(Data for processing)
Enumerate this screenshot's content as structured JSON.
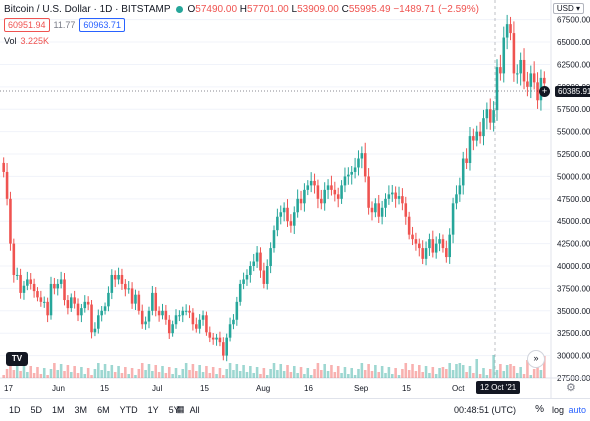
{
  "header": {
    "title": "Bitcoin / U.S. Dollar · 1D · BITSTAMP",
    "o_label": "O",
    "o_value": "57490.00",
    "h_label": "H",
    "h_value": "57701.00",
    "l_label": "L",
    "l_value": "53909.00",
    "c_label": "C",
    "c_value": "55995.49",
    "change": "−1489.71 (−2.59%)",
    "sell_price": "60951.94",
    "spread": "11.77",
    "buy_price": "60963.71",
    "vol_label": "Vol",
    "vol_value": "3.225K"
  },
  "price_axis": {
    "currency": "USD ▾",
    "ticks": [
      "67500.00",
      "65000.00",
      "62500.00",
      "60000.00",
      "57500.00",
      "55000.00",
      "52500.00",
      "50000.00",
      "47500.00",
      "45000.00",
      "42500.00",
      "40000.00",
      "37500.00",
      "35000.00",
      "32500.00",
      "30000.00",
      "27500.00"
    ],
    "current_price": "60385.91"
  },
  "time_axis": {
    "labels": [
      "17",
      "Jun",
      "15",
      "Jul",
      "15",
      "Aug",
      "16",
      "Sep",
      "15",
      "Oct",
      "18"
    ],
    "crosshair_date": "12 Oct '21"
  },
  "bottom_bar": {
    "ranges": [
      "1D",
      "5D",
      "1M",
      "3M",
      "6M",
      "YTD",
      "1Y",
      "5Y",
      "All"
    ],
    "clock": "00:48:51 (UTC)",
    "percent": "%",
    "log": "log",
    "auto": "auto"
  },
  "logo_text": "TV",
  "colors": {
    "up": "#26a69a",
    "down": "#ef5350",
    "accent": "#2962ff"
  },
  "chart_data": {
    "type": "candlestick",
    "ylim": [
      27500,
      68800
    ],
    "closes": [
      50500,
      47500,
      42500,
      39000,
      39000,
      37000,
      37800,
      38500,
      38000,
      37200,
      36500,
      36000,
      36000,
      34500,
      38000,
      37500,
      38000,
      38500,
      36200,
      35300,
      36500,
      35800,
      34500,
      35300,
      36000,
      35700,
      32600,
      33000,
      34500,
      35000,
      35500,
      37000,
      39000,
      38500,
      39000,
      38000,
      37400,
      37500,
      35800,
      36800,
      35000,
      33500,
      33800,
      35000,
      37000,
      35000,
      34500,
      35000,
      34000,
      32500,
      33500,
      34500,
      34500,
      35000,
      35000,
      34800,
      33500,
      33000,
      34000,
      34500,
      32600,
      32000,
      31800,
      32000,
      31500,
      30000,
      32000,
      33500,
      34000,
      36000,
      38000,
      38500,
      39000,
      40000,
      40500,
      41500,
      39500,
      38000,
      40000,
      42000,
      44000,
      45500,
      46000,
      46500,
      45000,
      44500,
      46000,
      47500,
      47000,
      48500,
      49000,
      49500,
      49000,
      47500,
      47000,
      48500,
      49000,
      48500,
      48000,
      47500,
      49000,
      50000,
      50200,
      50500,
      51000,
      52000,
      52600,
      50000,
      46500,
      46000,
      47000,
      45500,
      46500,
      47500,
      48000,
      48200,
      47500,
      47800,
      47000,
      45500,
      43500,
      43000,
      42500,
      42000,
      40800,
      42000,
      43000,
      41500,
      42500,
      43000,
      42000,
      41000,
      43500,
      47000,
      48000,
      49000,
      52000,
      51500,
      54500,
      54000,
      55000,
      54500,
      56500,
      57500,
      56000,
      57400,
      62200,
      61500,
      65500,
      67000,
      66000,
      61500,
      61500,
      63000,
      60600,
      60000,
      61500,
      60500,
      58500,
      61000,
      60385
    ]
  }
}
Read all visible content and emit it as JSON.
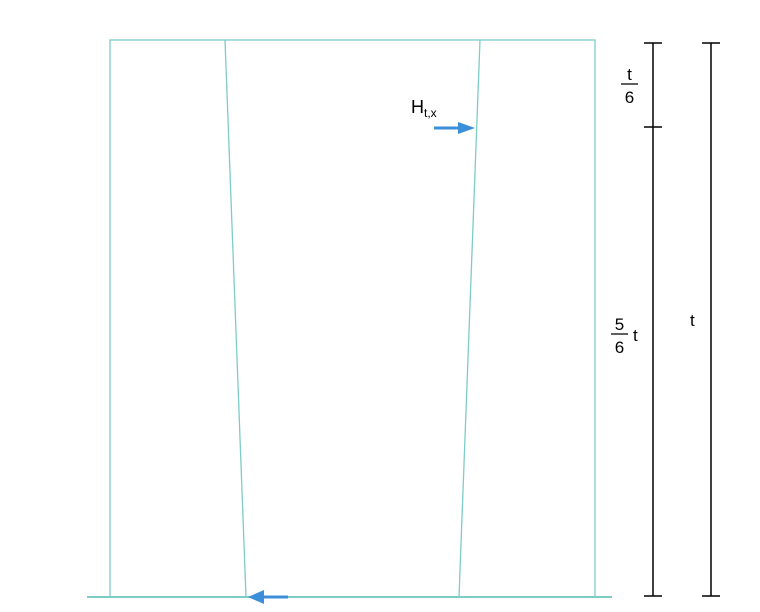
{
  "colors": {
    "outline": "#7ecbc8",
    "arrow": "#3b8fd9",
    "dimension": "#000000"
  },
  "labels": {
    "force_main": "H",
    "force_sub": "t,x",
    "top_dim_num": "t",
    "top_dim_den": "6",
    "lower_dim_num": "5",
    "lower_dim_den": "6",
    "lower_dim_var": "t",
    "total_dim": "t"
  }
}
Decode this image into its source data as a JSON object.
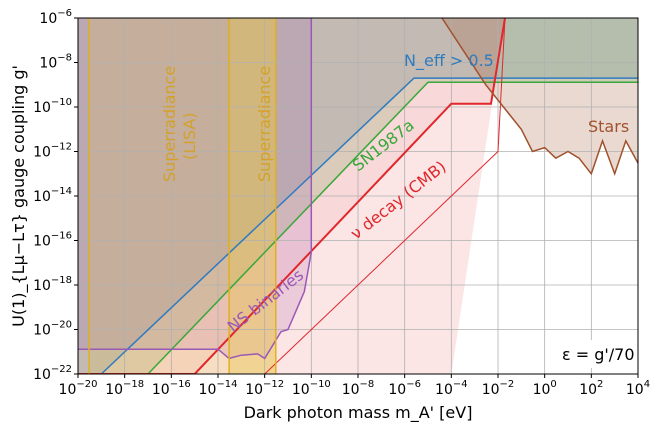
{
  "chart_data": {
    "type": "area",
    "title": "",
    "xlabel": "Dark photon mass m_A' [eV]",
    "ylabel": "U(1)_{Lμ−Lτ} gauge coupling g'",
    "x_scale": "log",
    "y_scale": "log",
    "xlim": [
      1e-20,
      10000.0
    ],
    "ylim": [
      1e-22,
      1e-06
    ],
    "grid": true,
    "x_ticks": [
      {
        "value": 1e-20,
        "base": "10",
        "exp": "−20"
      },
      {
        "value": 1e-18,
        "base": "10",
        "exp": "−18"
      },
      {
        "value": 1e-16,
        "base": "10",
        "exp": "−16"
      },
      {
        "value": 1e-14,
        "base": "10",
        "exp": "−14"
      },
      {
        "value": 1e-12,
        "base": "10",
        "exp": "−12"
      },
      {
        "value": 1e-10,
        "base": "10",
        "exp": "−10"
      },
      {
        "value": 1e-08,
        "base": "10",
        "exp": "−8"
      },
      {
        "value": 1e-06,
        "base": "10",
        "exp": "−6"
      },
      {
        "value": 0.0001,
        "base": "10",
        "exp": "−4"
      },
      {
        "value": 0.01,
        "base": "10",
        "exp": "−2"
      },
      {
        "value": 1,
        "base": "10",
        "exp": "0"
      },
      {
        "value": 100.0,
        "base": "10",
        "exp": "2"
      },
      {
        "value": 10000.0,
        "base": "10",
        "exp": "4"
      }
    ],
    "y_ticks": [
      {
        "value": 1e-22,
        "base": "10",
        "exp": "−22"
      },
      {
        "value": 1e-20,
        "base": "10",
        "exp": "−20"
      },
      {
        "value": 1e-18,
        "base": "10",
        "exp": "−18"
      },
      {
        "value": 1e-16,
        "base": "10",
        "exp": "−16"
      },
      {
        "value": 1e-14,
        "base": "10",
        "exp": "−14"
      },
      {
        "value": 1e-12,
        "base": "10",
        "exp": "−12"
      },
      {
        "value": 1e-10,
        "base": "10",
        "exp": "−10"
      },
      {
        "value": 1e-08,
        "base": "10",
        "exp": "−8"
      },
      {
        "value": 1e-06,
        "base": "10",
        "exp": "−6"
      }
    ],
    "annotations": {
      "neff": "N_eff > 0.5",
      "sn1987a": "SN1987a",
      "nu_decay": "ν decay (CMB)",
      "superradiance_lisa": [
        "Superradiance",
        "(LISA)"
      ],
      "superradiance": "Superradiance",
      "ns_binaries": "NS binaries",
      "stars": "Stars",
      "epsilon": "ε = g'/70"
    },
    "regions": [
      {
        "name": "Superradiance (LISA)",
        "color": "#e8c44a",
        "x_range": [
          3e-20,
          3e-12
        ]
      },
      {
        "name": "Superradiance",
        "color": "#e8c44a",
        "x_range": [
          3e-14,
          3e-12
        ]
      },
      {
        "name": "N_eff > 0.5",
        "color": "#2f7bbf",
        "boundary": [
          [
            1e-20,
            1e-22
          ],
          [
            1e-19,
            1e-22
          ],
          [
            2.5e-06,
            2e-09
          ],
          [
            10000.0,
            2e-09
          ]
        ]
      },
      {
        "name": "SN1987a",
        "color": "#3aa83a",
        "boundary": [
          [
            1e-20,
            1e-22
          ],
          [
            1e-17,
            1e-22
          ],
          [
            1e-05,
            1.3e-09
          ],
          [
            10000.0,
            1.3e-09
          ]
        ]
      },
      {
        "name": "ν decay (CMB)",
        "color": "#e0282c",
        "boundary": [
          [
            1e-20,
            1e-22
          ],
          [
            1e-15,
            1e-22
          ],
          [
            0.0001,
            1.4e-10
          ],
          [
            0.005,
            1.4e-10
          ],
          [
            0.02,
            1e-06
          ]
        ]
      },
      {
        "name": "NS binaries",
        "color": "#9b59b6",
        "boundary": [
          [
            1e-20,
            1.3e-21
          ],
          [
            1e-14,
            1.3e-21
          ],
          [
            3e-14,
            5e-22
          ],
          [
            1e-13,
            7e-22
          ],
          [
            5e-13,
            8e-22
          ],
          [
            1e-12,
            5e-22
          ],
          [
            5e-12,
            8e-21
          ],
          [
            1e-11,
            1e-20
          ],
          [
            5e-11,
            5e-19
          ],
          [
            1e-10,
            3e-17
          ],
          [
            1e-10,
            1e-06
          ]
        ]
      },
      {
        "name": "Stars",
        "color": "#a0522d",
        "boundary": [
          [
            4e-05,
            1e-06
          ],
          [
            0.003,
            1e-09
          ],
          [
            0.1,
            1e-11
          ],
          [
            0.3,
            1e-12
          ],
          [
            1.0,
            1.5e-12
          ],
          [
            3.0,
            5e-13
          ],
          [
            10.0,
            1e-12
          ],
          [
            30.0,
            5e-13
          ],
          [
            100.0,
            1e-13
          ],
          [
            300.0,
            3e-12
          ],
          [
            1000.0,
            1e-13
          ],
          [
            3000.0,
            3e-12
          ],
          [
            10000.0,
            3e-13
          ]
        ]
      }
    ]
  }
}
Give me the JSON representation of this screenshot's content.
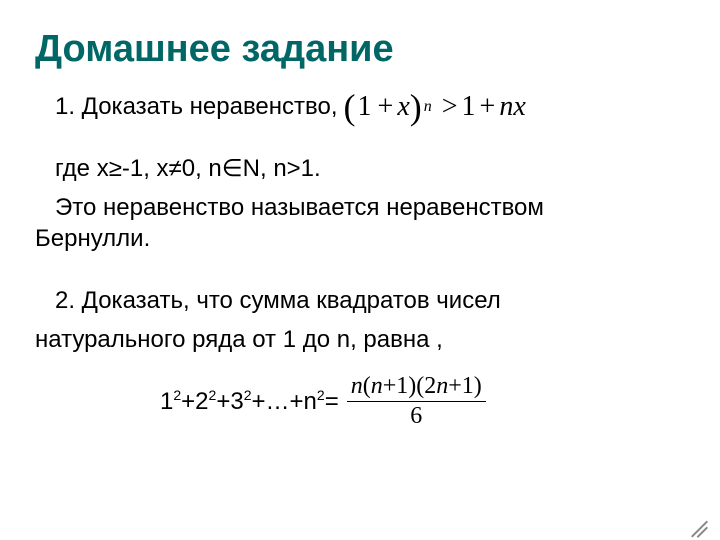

(Work required) List every line above that holds the word "title".

(Answer to the problem)
    "title": "Bitcoin / U.S. Dollar · 1D · BITSTAMP",
    "title": "",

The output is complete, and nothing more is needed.